* BEGIN GIVEN DATA *

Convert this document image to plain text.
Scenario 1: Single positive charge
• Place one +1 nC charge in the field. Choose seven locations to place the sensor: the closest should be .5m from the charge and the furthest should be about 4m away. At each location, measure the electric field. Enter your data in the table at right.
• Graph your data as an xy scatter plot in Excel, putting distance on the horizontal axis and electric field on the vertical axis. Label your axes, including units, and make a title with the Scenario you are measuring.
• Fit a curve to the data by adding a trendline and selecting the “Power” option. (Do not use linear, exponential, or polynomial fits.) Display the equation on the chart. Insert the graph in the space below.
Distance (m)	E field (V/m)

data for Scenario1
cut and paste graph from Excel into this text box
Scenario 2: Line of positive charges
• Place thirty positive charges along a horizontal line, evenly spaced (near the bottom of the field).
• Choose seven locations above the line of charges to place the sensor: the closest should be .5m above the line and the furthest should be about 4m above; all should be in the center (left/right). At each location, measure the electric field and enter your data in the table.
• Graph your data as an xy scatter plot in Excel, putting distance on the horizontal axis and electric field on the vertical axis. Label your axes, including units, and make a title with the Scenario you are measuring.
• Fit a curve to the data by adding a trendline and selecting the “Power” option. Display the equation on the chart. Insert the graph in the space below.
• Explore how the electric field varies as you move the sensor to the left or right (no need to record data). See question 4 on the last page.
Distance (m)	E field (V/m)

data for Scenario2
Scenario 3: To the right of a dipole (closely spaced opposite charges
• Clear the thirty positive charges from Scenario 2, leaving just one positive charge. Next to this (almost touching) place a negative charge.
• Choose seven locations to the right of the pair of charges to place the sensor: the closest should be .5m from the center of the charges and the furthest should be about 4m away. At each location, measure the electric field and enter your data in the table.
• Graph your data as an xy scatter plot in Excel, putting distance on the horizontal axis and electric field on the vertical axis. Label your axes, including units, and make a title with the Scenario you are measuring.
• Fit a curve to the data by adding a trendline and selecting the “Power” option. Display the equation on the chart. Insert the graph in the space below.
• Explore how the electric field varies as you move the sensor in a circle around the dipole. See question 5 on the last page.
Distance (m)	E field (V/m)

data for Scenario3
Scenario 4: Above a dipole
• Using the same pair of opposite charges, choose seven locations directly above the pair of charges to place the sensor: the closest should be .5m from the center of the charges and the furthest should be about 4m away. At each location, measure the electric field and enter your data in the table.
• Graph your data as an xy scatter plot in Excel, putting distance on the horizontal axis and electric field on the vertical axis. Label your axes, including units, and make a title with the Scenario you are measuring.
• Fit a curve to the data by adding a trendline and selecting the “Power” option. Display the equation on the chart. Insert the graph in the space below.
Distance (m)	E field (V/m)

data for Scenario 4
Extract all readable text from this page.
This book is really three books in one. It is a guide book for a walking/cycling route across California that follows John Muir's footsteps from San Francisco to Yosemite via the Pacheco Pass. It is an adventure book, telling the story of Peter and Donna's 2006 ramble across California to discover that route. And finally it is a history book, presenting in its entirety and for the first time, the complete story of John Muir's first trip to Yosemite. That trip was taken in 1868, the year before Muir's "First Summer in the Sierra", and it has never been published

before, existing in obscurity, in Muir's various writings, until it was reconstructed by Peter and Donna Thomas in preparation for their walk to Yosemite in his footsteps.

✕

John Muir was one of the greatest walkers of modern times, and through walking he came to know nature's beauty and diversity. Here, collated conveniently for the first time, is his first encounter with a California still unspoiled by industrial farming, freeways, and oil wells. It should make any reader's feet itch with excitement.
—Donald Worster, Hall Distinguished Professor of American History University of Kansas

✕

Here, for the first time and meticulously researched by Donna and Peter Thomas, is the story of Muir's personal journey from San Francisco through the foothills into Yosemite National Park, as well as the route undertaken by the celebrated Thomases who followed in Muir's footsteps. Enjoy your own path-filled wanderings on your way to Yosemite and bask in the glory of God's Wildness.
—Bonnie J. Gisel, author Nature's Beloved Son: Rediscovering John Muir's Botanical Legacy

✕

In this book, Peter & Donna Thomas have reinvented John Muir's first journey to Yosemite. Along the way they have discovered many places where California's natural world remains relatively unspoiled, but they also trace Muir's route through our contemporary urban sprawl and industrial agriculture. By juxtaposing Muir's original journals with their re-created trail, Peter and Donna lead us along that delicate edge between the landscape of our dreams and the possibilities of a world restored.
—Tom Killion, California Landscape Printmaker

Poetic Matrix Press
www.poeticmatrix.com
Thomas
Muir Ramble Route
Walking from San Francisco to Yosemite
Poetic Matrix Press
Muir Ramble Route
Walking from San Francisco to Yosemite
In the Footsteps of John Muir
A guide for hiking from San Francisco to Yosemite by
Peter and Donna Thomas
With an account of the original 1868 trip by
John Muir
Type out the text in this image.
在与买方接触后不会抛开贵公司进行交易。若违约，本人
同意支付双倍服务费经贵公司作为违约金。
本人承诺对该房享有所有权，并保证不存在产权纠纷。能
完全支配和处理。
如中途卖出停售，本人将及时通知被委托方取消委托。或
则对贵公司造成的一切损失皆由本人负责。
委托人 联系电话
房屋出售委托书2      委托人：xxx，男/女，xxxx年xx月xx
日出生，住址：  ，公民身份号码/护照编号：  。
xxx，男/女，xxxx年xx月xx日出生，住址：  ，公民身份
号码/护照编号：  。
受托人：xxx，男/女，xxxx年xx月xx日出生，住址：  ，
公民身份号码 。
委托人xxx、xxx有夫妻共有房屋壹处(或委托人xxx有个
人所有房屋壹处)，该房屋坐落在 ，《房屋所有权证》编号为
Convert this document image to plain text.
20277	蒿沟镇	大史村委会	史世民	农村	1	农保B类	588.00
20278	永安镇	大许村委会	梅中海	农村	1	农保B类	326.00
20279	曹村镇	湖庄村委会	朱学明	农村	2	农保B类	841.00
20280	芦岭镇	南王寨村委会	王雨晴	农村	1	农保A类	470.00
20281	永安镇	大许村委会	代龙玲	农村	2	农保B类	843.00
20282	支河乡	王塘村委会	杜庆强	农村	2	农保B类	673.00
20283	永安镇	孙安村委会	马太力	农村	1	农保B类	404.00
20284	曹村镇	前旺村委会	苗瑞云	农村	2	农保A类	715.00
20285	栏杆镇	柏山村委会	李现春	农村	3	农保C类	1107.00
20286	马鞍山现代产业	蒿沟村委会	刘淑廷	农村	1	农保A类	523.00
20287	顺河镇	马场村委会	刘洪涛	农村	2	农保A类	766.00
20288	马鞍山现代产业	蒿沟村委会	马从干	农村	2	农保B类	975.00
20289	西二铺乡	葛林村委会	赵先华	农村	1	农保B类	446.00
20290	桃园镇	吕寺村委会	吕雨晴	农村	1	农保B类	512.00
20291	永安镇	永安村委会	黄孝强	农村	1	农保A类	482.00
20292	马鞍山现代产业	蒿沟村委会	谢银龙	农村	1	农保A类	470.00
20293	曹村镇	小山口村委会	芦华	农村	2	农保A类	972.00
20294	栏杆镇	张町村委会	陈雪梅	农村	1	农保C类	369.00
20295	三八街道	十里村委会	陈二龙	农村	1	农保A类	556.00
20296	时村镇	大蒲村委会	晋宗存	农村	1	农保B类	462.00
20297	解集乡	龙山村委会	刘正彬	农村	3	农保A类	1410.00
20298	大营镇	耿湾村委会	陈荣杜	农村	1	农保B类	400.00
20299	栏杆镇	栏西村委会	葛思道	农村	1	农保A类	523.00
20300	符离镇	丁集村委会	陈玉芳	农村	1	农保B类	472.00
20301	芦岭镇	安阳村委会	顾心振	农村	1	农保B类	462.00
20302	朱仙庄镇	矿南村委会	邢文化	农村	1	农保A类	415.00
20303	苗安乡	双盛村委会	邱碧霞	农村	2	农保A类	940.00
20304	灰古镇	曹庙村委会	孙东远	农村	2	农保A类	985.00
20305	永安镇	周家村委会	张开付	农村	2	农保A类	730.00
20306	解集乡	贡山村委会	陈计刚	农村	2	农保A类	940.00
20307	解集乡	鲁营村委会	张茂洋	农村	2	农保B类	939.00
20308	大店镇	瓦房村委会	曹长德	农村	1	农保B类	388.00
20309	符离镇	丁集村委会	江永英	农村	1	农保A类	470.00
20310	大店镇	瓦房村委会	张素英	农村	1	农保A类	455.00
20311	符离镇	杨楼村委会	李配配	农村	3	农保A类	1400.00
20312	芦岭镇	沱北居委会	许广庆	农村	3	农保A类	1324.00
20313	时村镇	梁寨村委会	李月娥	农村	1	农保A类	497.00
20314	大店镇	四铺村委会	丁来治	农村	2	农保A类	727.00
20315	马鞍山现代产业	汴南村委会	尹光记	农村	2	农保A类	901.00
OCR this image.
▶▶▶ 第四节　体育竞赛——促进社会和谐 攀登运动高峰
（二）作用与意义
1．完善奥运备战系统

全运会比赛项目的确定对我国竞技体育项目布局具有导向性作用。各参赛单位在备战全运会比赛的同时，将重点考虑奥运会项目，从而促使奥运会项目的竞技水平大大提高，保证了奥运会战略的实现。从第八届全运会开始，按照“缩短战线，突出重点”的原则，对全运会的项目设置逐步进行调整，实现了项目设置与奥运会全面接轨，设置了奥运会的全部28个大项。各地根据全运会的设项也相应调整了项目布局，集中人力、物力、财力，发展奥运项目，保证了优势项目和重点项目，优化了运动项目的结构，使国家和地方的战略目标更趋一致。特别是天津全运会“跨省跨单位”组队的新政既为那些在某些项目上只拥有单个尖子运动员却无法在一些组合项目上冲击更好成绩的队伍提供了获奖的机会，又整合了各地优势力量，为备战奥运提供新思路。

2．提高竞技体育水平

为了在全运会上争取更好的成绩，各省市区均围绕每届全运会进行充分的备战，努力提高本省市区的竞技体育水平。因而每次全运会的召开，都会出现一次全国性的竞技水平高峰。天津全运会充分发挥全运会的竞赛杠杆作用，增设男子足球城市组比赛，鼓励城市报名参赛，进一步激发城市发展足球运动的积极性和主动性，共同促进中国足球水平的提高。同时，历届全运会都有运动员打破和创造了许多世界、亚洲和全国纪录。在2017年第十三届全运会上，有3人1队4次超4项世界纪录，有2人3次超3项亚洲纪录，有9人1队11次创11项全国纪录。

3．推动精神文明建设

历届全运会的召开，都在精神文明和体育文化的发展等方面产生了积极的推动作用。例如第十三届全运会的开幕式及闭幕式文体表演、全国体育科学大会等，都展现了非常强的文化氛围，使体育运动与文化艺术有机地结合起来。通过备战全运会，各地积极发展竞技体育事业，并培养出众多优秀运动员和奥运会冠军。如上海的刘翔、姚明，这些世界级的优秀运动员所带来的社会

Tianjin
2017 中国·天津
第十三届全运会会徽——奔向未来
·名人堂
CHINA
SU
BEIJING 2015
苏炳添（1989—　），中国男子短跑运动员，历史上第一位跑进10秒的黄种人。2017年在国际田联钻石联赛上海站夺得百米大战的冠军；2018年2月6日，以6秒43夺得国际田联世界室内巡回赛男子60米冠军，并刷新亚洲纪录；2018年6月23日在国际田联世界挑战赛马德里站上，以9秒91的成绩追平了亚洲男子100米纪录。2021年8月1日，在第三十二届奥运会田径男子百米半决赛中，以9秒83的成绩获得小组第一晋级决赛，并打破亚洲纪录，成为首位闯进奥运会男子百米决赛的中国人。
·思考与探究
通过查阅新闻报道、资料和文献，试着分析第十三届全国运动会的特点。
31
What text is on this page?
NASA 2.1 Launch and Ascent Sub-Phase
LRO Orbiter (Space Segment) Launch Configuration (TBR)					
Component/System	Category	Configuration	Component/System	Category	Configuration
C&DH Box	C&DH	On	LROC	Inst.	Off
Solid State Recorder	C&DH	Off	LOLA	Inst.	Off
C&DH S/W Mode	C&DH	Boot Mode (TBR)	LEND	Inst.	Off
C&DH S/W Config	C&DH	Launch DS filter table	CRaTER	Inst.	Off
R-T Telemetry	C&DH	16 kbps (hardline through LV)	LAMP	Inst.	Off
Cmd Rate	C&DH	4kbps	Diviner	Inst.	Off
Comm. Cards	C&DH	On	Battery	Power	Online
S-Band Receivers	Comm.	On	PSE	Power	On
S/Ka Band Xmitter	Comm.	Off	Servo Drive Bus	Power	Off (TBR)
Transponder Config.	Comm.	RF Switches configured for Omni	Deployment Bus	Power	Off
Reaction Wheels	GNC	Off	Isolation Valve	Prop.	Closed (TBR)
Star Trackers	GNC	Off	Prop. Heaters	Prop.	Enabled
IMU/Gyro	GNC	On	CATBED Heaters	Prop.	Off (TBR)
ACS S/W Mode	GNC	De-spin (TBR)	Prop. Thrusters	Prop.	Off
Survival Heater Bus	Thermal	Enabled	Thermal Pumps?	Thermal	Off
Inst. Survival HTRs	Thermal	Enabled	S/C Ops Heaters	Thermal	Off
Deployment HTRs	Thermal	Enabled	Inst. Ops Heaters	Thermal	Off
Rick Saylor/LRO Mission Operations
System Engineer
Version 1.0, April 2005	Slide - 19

* END GIVEN DATA *

TASK STATEMENT
Extract every line from the records above that contains the word "charges".

RESPONSE TO THIS TASK
Scenario 2: Line of positive charges
• Place thirty positive charges along a horizontal line, evenly spaced (near the bottom of the field).
• Choose seven locations above the line of charges to place the sensor: the closest should be .5m above the line and the furthest should be about 4m above; all should be in the center (left/right). At each location, measure the electric field and enter your data in the table.
Scenario 3: To the right of a dipole (closely spaced opposite charges
• Clear the thirty positive charges from Scenario 2, leaving just one positive charge. Next to this (almost touching) place a negative charge.
• Choose seven locations to the right of the pair of charges to place the sensor: the closest should be .5m from the center of the charges and the furthest should be about 4m away. At each location, measure the electric field and enter your data in the table.
• Using the same pair of opposite charges, choose seven locations directly above the pair of charges to place the sensor: the closest should be .5m from the center of the charges and the furthest should be about 4m away. At each location, measure the electric field and enter your data in the table.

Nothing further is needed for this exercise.